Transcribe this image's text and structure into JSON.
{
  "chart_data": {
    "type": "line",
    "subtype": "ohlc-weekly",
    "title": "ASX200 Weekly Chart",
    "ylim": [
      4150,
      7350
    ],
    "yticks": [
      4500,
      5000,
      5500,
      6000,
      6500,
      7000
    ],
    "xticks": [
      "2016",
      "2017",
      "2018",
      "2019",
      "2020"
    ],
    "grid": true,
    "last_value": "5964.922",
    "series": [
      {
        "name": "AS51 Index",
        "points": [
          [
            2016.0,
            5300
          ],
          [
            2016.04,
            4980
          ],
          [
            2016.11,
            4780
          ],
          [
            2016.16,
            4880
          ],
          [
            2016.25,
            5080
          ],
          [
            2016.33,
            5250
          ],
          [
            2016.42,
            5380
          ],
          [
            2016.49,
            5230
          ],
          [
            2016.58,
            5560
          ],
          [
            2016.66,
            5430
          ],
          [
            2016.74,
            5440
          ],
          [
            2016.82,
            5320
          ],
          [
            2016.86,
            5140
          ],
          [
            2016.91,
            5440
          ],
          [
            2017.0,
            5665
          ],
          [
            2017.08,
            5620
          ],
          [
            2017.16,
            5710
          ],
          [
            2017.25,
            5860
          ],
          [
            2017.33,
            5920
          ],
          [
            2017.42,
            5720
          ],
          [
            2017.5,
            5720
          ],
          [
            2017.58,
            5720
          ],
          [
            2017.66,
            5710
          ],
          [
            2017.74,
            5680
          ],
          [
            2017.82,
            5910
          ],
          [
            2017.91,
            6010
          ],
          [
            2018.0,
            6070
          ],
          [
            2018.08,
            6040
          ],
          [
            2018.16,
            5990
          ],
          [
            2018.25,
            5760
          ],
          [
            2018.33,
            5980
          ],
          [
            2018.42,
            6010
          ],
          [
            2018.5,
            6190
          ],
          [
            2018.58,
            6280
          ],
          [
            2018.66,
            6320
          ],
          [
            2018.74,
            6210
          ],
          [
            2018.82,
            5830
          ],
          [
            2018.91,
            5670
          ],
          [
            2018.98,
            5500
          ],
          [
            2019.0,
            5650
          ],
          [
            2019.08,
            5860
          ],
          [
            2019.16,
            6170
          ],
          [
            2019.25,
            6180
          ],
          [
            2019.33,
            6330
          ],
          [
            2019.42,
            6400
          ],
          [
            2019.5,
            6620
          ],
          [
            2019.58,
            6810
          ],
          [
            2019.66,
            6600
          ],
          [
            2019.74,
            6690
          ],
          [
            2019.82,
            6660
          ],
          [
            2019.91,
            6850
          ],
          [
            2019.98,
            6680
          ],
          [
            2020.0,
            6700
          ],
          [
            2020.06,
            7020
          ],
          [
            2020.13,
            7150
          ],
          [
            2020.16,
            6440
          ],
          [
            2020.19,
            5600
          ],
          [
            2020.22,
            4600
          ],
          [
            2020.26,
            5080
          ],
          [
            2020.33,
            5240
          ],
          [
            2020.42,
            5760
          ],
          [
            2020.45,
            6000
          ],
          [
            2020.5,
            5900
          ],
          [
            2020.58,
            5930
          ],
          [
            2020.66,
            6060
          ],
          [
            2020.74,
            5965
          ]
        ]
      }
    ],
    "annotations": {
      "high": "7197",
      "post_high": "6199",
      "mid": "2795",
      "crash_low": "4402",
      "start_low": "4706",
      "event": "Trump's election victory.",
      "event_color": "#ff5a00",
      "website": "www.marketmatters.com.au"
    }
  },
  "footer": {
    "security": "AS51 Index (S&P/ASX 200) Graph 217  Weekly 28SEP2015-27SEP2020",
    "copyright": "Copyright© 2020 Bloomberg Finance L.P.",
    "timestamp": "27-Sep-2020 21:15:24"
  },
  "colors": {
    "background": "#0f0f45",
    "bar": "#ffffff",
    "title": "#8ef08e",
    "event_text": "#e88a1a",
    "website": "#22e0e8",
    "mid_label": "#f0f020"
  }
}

_TASK GOAL_
Show every line from the entries above in which "website" appears.

_RESPONSE TO THIS TASK_
      "website": "www.marketmatters.com.au"
    "website": "#22e0e8",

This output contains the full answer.